**Exercise brief**
Your task is to transcribe all the entries exactly, excluding pictures.

Data entries for graphics:
--------------------------------

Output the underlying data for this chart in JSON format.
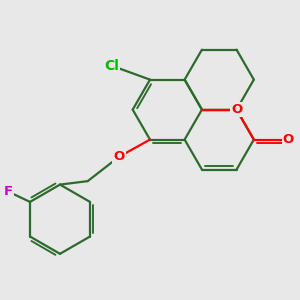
{
  "background_color": "#E8E8E8",
  "bond_color": "#2d6b2d",
  "bond_width": 1.6,
  "atom_colors": {
    "O": "#FF0000",
    "Cl": "#00BB00",
    "F": "#CC00CC",
    "C": "#2d6b2d"
  },
  "font_size_atom": 9.5,
  "dbo": 0.055,
  "bl": 1.0
}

--------------------------------

**Exercise response**
Output the underlying data for this chart in JSON format.
{
  "background_color": "#E8E8E8",
  "bond_color": "#2d6b2d",
  "bond_width": 1.6,
  "atom_colors": {
    "O": "#FF0000",
    "Cl": "#00BB00",
    "F": "#CC00CC",
    "C": "#2d6b2d"
  },
  "font_size_atom": 9.5,
  "dbo": 0.055,
  "bl": 1.0
}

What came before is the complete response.